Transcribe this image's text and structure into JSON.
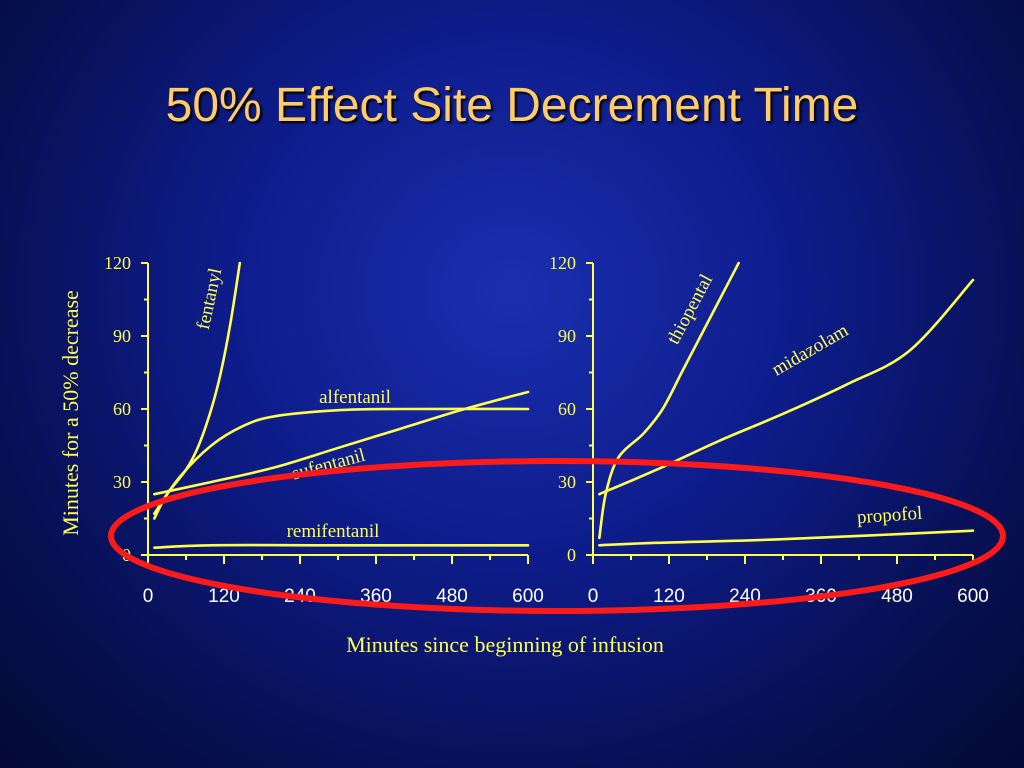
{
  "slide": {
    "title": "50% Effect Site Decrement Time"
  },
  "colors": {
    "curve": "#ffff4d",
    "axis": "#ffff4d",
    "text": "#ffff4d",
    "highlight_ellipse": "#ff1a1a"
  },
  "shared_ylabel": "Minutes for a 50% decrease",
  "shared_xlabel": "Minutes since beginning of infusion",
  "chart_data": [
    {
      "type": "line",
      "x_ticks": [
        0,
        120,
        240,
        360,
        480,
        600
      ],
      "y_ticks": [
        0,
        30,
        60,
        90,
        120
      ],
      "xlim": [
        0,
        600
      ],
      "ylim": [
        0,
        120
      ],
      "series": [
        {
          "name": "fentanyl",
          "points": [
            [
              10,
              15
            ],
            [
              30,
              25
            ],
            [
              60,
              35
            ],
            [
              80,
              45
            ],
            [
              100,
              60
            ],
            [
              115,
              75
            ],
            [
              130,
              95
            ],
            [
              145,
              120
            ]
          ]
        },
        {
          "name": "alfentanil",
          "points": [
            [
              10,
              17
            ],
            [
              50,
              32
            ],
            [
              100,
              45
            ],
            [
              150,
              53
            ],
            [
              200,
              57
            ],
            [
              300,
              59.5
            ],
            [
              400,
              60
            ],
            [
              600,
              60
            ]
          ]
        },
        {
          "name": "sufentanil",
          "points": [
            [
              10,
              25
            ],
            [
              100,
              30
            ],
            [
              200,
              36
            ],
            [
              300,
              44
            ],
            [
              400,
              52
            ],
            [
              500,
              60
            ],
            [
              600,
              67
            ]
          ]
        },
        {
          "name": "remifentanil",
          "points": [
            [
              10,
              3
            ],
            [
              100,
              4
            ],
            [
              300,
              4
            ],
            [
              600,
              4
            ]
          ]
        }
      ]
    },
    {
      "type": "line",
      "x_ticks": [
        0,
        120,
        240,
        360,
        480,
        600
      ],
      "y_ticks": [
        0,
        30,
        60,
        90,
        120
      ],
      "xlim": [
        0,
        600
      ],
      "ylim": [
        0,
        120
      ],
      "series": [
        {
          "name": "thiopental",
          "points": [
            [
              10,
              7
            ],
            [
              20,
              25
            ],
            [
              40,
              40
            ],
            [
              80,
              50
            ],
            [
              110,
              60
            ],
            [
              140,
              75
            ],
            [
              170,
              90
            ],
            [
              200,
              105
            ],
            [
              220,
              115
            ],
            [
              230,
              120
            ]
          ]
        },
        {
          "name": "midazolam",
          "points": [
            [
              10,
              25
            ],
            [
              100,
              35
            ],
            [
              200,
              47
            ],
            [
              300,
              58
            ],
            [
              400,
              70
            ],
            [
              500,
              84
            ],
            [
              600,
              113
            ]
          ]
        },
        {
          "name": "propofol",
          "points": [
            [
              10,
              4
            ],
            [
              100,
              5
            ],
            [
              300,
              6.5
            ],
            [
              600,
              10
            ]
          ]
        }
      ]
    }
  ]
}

■ ■ ■ ■ ■

Task statement: Using the entries above, find all lines with "Minutes". Copy them.

Task answer:
  "shared_ylabel": "Minutes for a 50% decrease",
  "shared_xlabel": "Minutes since beginning of infusion",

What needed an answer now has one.